Repeat the material in full. Keep every line exactly as it is.

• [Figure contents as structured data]
········

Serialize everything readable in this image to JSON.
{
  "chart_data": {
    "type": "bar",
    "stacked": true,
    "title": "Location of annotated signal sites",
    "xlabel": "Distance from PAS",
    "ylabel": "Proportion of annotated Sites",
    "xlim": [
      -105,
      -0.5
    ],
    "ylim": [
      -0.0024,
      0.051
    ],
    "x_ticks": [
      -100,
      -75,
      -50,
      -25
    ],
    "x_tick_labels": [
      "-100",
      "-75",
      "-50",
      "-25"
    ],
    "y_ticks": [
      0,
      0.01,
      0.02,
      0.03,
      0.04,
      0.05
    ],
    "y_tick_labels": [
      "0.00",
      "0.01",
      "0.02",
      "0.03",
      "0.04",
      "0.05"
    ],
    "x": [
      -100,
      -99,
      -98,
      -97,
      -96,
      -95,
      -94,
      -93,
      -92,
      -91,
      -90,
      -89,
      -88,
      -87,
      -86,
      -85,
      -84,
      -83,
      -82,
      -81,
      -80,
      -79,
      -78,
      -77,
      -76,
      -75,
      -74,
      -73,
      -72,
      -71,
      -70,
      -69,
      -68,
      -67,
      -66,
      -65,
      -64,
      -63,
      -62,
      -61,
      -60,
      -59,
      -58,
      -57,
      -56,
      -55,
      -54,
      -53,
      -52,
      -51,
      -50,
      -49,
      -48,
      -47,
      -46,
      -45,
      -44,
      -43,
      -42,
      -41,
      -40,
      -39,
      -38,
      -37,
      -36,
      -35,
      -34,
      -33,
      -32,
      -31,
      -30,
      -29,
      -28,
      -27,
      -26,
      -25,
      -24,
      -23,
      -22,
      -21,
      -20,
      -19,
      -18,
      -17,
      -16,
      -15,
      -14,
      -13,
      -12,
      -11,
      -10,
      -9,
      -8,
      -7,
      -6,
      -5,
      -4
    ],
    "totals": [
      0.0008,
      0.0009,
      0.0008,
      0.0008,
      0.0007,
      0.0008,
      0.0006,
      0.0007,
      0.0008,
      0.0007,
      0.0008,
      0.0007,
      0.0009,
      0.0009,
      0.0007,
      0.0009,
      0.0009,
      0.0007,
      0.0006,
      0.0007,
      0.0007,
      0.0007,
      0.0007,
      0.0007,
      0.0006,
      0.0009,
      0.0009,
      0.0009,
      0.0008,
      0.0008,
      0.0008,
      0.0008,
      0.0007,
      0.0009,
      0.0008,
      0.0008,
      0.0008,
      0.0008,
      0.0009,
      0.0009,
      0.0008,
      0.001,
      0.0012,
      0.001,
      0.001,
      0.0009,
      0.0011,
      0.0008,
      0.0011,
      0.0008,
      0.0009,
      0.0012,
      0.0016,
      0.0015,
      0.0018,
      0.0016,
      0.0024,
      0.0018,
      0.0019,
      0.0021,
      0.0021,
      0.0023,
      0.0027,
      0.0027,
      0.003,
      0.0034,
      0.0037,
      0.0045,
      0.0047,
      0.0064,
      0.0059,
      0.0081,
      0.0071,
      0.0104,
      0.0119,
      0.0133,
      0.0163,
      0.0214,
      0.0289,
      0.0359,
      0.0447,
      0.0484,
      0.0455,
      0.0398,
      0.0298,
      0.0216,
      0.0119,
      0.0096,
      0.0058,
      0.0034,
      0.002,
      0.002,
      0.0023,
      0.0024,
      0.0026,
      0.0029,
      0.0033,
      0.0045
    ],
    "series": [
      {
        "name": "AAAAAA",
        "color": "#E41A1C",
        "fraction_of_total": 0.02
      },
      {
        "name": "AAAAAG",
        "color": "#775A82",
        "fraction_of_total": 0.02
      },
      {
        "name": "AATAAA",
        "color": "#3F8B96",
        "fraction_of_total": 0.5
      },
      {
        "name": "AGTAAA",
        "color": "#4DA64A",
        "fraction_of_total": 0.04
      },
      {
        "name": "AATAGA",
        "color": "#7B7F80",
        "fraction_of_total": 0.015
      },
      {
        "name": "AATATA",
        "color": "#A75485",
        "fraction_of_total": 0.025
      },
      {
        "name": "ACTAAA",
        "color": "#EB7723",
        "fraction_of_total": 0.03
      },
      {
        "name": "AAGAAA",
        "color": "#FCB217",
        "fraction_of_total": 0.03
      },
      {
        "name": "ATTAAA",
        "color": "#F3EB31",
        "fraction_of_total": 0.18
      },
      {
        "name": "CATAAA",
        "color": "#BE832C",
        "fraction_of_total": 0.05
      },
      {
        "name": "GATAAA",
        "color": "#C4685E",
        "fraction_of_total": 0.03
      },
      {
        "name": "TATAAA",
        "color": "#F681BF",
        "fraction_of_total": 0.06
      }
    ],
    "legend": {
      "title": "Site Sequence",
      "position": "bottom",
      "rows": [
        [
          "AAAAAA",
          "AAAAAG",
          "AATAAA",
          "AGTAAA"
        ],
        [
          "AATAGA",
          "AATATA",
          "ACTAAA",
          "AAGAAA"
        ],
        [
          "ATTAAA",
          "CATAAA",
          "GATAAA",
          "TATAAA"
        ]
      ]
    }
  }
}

········

• [RESULT OF THIS EXERCISE]
Serialize everything readable in this image to JSON.
{
  "chart_data": {
    "type": "bar",
    "stacked": true,
    "title": "Location of annotated signal sites",
    "xlabel": "Distance from PAS",
    "ylabel": "Proportion of annotated Sites",
    "xlim": [
      -105,
      -0.5
    ],
    "ylim": [
      -0.0024,
      0.051
    ],
    "x_ticks": [
      -100,
      -75,
      -50,
      -25
    ],
    "x_tick_labels": [
      "-100",
      "-75",
      "-50",
      "-25"
    ],
    "y_ticks": [
      0,
      0.01,
      0.02,
      0.03,
      0.04,
      0.05
    ],
    "y_tick_labels": [
      "0.00",
      "0.01",
      "0.02",
      "0.03",
      "0.04",
      "0.05"
    ],
    "x": [
      -100,
      -99,
      -98,
      -97,
      -96,
      -95,
      -94,
      -93,
      -92,
      -91,
      -90,
      -89,
      -88,
      -87,
      -86,
      -85,
      -84,
      -83,
      -82,
      -81,
      -80,
      -79,
      -78,
      -77,
      -76,
      -75,
      -74,
      -73,
      -72,
      -71,
      -70,
      -69,
      -68,
      -67,
      -66,
      -65,
      -64,
      -63,
      -62,
      -61,
      -60,
      -59,
      -58,
      -57,
      -56,
      -55,
      -54,
      -53,
      -52,
      -51,
      -50,
      -49,
      -48,
      -47,
      -46,
      -45,
      -44,
      -43,
      -42,
      -41,
      -40,
      -39,
      -38,
      -37,
      -36,
      -35,
      -34,
      -33,
      -32,
      -31,
      -30,
      -29,
      -28,
      -27,
      -26,
      -25,
      -24,
      -23,
      -22,
      -21,
      -20,
      -19,
      -18,
      -17,
      -16,
      -15,
      -14,
      -13,
      -12,
      -11,
      -10,
      -9,
      -8,
      -7,
      -6,
      -5,
      -4
    ],
    "totals": [
      0.0008,
      0.0009,
      0.0008,
      0.0008,
      0.0007,
      0.0008,
      0.0006,
      0.0007,
      0.0008,
      0.0007,
      0.0008,
      0.0007,
      0.0009,
      0.0009,
      0.0007,
      0.0009,
      0.0009,
      0.0007,
      0.0006,
      0.0007,
      0.0007,
      0.0007,
      0.0007,
      0.0007,
      0.0006,
      0.0009,
      0.0009,
      0.0009,
      0.0008,
      0.0008,
      0.0008,
      0.0008,
      0.0007,
      0.0009,
      0.0008,
      0.0008,
      0.0008,
      0.0008,
      0.0009,
      0.0009,
      0.0008,
      0.001,
      0.0012,
      0.001,
      0.001,
      0.0009,
      0.0011,
      0.0008,
      0.0011,
      0.0008,
      0.0009,
      0.0012,
      0.0016,
      0.0015,
      0.0018,
      0.0016,
      0.0024,
      0.0018,
      0.0019,
      0.0021,
      0.0021,
      0.0023,
      0.0027,
      0.0027,
      0.003,
      0.0034,
      0.0037,
      0.0045,
      0.0047,
      0.0064,
      0.0059,
      0.0081,
      0.0071,
      0.0104,
      0.0119,
      0.0133,
      0.0163,
      0.0214,
      0.0289,
      0.0359,
      0.0447,
      0.0484,
      0.0455,
      0.0398,
      0.0298,
      0.0216,
      0.0119,
      0.0096,
      0.0058,
      0.0034,
      0.002,
      0.002,
      0.0023,
      0.0024,
      0.0026,
      0.0029,
      0.0033,
      0.0045
    ],
    "series": [
      {
        "name": "AAAAAA",
        "color": "#E41A1C",
        "fraction_of_total": 0.02
      },
      {
        "name": "AAAAAG",
        "color": "#775A82",
        "fraction_of_total": 0.02
      },
      {
        "name": "AATAAA",
        "color": "#3F8B96",
        "fraction_of_total": 0.5
      },
      {
        "name": "AGTAAA",
        "color": "#4DA64A",
        "fraction_of_total": 0.04
      },
      {
        "name": "AATAGA",
        "color": "#7B7F80",
        "fraction_of_total": 0.015
      },
      {
        "name": "AATATA",
        "color": "#A75485",
        "fraction_of_total": 0.025
      },
      {
        "name": "ACTAAA",
        "color": "#EB7723",
        "fraction_of_total": 0.03
      },
      {
        "name": "AAGAAA",
        "color": "#FCB217",
        "fraction_of_total": 0.03
      },
      {
        "name": "ATTAAA",
        "color": "#F3EB31",
        "fraction_of_total": 0.18
      },
      {
        "name": "CATAAA",
        "color": "#BE832C",
        "fraction_of_total": 0.05
      },
      {
        "name": "GATAAA",
        "color": "#C4685E",
        "fraction_of_total": 0.03
      },
      {
        "name": "TATAAA",
        "color": "#F681BF",
        "fraction_of_total": 0.06
      }
    ],
    "legend": {
      "title": "Site Sequence",
      "position": "bottom",
      "rows": [
        [
          "AAAAAA",
          "AAAAAG",
          "AATAAA",
          "AGTAAA"
        ],
        [
          "AATAGA",
          "AATATA",
          "ACTAAA",
          "AAGAAA"
        ],
        [
          "ATTAAA",
          "CATAAA",
          "GATAAA",
          "TATAAA"
        ]
      ]
    }
  }
}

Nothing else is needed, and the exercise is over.